▸ Work required:
Reproduce every line of the material below verbatim, with no changes to wording, numbers, symbols, spacing or line order.
....
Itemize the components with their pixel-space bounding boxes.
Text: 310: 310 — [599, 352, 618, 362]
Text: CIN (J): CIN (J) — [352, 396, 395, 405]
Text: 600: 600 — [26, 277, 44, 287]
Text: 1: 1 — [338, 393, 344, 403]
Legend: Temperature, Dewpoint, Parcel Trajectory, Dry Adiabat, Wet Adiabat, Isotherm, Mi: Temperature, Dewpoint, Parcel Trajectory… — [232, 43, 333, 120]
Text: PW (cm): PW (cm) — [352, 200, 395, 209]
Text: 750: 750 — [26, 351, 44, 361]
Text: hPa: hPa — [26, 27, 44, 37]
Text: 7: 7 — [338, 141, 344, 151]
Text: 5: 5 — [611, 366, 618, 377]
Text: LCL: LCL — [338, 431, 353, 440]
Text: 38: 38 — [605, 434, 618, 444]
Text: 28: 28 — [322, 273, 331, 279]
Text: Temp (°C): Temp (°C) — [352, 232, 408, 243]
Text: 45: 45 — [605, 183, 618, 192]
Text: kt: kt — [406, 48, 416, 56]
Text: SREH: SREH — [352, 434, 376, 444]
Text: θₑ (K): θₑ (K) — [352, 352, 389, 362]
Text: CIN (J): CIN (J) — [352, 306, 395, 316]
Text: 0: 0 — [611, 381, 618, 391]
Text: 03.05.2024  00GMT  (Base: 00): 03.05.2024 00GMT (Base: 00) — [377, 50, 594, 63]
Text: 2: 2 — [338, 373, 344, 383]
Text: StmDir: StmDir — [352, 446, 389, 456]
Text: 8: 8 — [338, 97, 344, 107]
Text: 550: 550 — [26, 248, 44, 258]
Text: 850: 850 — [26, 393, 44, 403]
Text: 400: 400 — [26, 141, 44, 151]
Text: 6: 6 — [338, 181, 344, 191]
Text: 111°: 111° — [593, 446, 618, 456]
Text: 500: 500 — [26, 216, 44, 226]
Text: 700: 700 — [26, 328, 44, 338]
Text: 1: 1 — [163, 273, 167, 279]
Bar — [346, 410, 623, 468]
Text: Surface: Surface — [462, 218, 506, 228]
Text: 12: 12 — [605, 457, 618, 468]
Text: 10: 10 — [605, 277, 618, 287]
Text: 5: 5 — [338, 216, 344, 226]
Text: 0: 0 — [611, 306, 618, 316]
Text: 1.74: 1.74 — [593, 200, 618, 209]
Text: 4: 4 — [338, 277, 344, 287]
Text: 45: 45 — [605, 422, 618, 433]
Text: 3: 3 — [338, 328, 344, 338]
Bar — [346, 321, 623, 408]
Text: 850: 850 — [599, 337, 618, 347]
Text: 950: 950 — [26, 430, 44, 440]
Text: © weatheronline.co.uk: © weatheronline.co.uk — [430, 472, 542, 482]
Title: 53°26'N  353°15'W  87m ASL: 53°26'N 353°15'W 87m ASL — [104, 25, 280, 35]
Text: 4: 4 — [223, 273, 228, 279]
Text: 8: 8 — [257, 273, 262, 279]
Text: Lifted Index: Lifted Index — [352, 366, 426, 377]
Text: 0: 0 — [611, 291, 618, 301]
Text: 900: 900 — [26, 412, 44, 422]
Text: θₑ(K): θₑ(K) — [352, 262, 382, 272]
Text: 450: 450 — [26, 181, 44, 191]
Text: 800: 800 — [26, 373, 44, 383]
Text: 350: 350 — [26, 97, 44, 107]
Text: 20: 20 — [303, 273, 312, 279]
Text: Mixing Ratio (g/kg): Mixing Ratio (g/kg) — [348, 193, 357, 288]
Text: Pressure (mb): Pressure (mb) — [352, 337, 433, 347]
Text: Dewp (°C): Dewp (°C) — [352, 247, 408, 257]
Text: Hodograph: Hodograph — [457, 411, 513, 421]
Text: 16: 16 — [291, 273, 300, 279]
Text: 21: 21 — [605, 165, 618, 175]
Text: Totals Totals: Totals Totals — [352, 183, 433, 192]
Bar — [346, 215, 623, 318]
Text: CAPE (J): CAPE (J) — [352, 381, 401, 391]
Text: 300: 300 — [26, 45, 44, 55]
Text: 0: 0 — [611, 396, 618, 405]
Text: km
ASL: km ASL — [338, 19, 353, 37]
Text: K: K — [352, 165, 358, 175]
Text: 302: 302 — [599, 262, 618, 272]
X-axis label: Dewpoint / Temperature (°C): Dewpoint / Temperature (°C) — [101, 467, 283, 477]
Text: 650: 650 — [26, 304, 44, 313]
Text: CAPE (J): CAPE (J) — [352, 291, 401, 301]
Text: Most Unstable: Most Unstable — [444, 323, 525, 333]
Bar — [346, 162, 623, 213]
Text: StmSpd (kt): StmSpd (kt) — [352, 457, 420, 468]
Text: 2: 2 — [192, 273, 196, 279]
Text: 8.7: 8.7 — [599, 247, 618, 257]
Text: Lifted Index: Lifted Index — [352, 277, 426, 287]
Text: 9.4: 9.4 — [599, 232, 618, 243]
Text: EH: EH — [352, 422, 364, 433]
....
▸ Output for this task:
Itemize the components with their pixel-space bounding boxes.
Text: 310: 310 — [599, 352, 618, 362]
Text: CIN (J): CIN (J) — [352, 396, 395, 405]
Text: 600: 600 — [26, 277, 44, 287]
Text: 1: 1 — [338, 393, 344, 403]
Legend: Temperature, Dewpoint, Parcel Trajectory, Dry Adiabat, Wet Adiabat, Isotherm, Mi: Temperature, Dewpoint, Parcel Trajectory… — [232, 43, 333, 120]
Text: PW (cm): PW (cm) — [352, 200, 395, 209]
Text: 750: 750 — [26, 351, 44, 361]
Text: hPa: hPa — [26, 27, 44, 37]
Text: 7: 7 — [338, 141, 344, 151]
Text: 5: 5 — [611, 366, 618, 377]
Text: LCL: LCL — [338, 431, 353, 440]
Text: 38: 38 — [605, 434, 618, 444]
Text: 28: 28 — [322, 273, 331, 279]
Text: Temp (°C): Temp (°C) — [352, 232, 408, 243]
Text: 45: 45 — [605, 183, 618, 192]
Text: kt: kt — [406, 48, 416, 56]
Text: SREH: SREH — [352, 434, 376, 444]
Text: θₑ (K): θₑ (K) — [352, 352, 389, 362]
Text: CIN (J): CIN (J) — [352, 306, 395, 316]
Text: 0: 0 — [611, 381, 618, 391]
Text: 03.05.2024  00GMT  (Base: 00): 03.05.2024 00GMT (Base: 00) — [377, 50, 594, 63]
Text: 2: 2 — [338, 373, 344, 383]
Text: StmDir: StmDir — [352, 446, 389, 456]
Text: 8: 8 — [338, 97, 344, 107]
Text: 550: 550 — [26, 248, 44, 258]
Text: 850: 850 — [26, 393, 44, 403]
Text: 400: 400 — [26, 141, 44, 151]
Text: 6: 6 — [338, 181, 344, 191]
Text: 111°: 111° — [593, 446, 618, 456]
Text: 500: 500 — [26, 216, 44, 226]
Text: 700: 700 — [26, 328, 44, 338]
Text: 1: 1 — [163, 273, 167, 279]
Bar — [346, 410, 623, 468]
Text: Surface: Surface — [462, 218, 506, 228]
Text: 12: 12 — [605, 457, 618, 468]
Text: 10: 10 — [605, 277, 618, 287]
Text: 5: 5 — [338, 216, 344, 226]
Text: 0: 0 — [611, 306, 618, 316]
Text: 1.74: 1.74 — [593, 200, 618, 209]
Text: 4: 4 — [338, 277, 344, 287]
Text: 45: 45 — [605, 422, 618, 433]
Text: 3: 3 — [338, 328, 344, 338]
Bar — [346, 321, 623, 408]
Text: 850: 850 — [599, 337, 618, 347]
Text: 950: 950 — [26, 430, 44, 440]
Text: © weatheronline.co.uk: © weatheronline.co.uk — [430, 472, 542, 482]
Title: 53°26'N  353°15'W  87m ASL: 53°26'N 353°15'W 87m ASL — [104, 25, 280, 35]
Text: 4: 4 — [223, 273, 228, 279]
Text: 8: 8 — [257, 273, 262, 279]
Text: Lifted Index: Lifted Index — [352, 366, 426, 377]
Text: 0: 0 — [611, 291, 618, 301]
Text: 900: 900 — [26, 412, 44, 422]
Text: θₑ(K): θₑ(K) — [352, 262, 382, 272]
Text: 450: 450 — [26, 181, 44, 191]
Text: 800: 800 — [26, 373, 44, 383]
Text: 350: 350 — [26, 97, 44, 107]
Text: 20: 20 — [303, 273, 312, 279]
Text: Mixing Ratio (g/kg): Mixing Ratio (g/kg) — [348, 193, 357, 288]
Text: Pressure (mb): Pressure (mb) — [352, 337, 433, 347]
Text: Dewp (°C): Dewp (°C) — [352, 247, 408, 257]
Text: Hodograph: Hodograph — [457, 411, 513, 421]
Text: 16: 16 — [291, 273, 300, 279]
Text: 21: 21 — [605, 165, 618, 175]
Text: Totals Totals: Totals Totals — [352, 183, 433, 192]
Bar — [346, 215, 623, 318]
Text: CAPE (J): CAPE (J) — [352, 381, 401, 391]
Text: 300: 300 — [26, 45, 44, 55]
Text: 0: 0 — [611, 396, 618, 405]
Text: km
ASL: km ASL — [338, 19, 353, 37]
Text: K: K — [352, 165, 358, 175]
Text: 302: 302 — [599, 262, 618, 272]
X-axis label: Dewpoint / Temperature (°C): Dewpoint / Temperature (°C) — [101, 467, 283, 477]
Text: 650: 650 — [26, 304, 44, 313]
Text: CAPE (J): CAPE (J) — [352, 291, 401, 301]
Text: Most Unstable: Most Unstable — [444, 323, 525, 333]
Bar — [346, 162, 623, 213]
Text: StmSpd (kt): StmSpd (kt) — [352, 457, 420, 468]
Text: 2: 2 — [192, 273, 196, 279]
Text: 8.7: 8.7 — [599, 247, 618, 257]
Text: Lifted Index: Lifted Index — [352, 277, 426, 287]
Text: 9.4: 9.4 — [599, 232, 618, 243]
Text: EH: EH — [352, 422, 364, 433]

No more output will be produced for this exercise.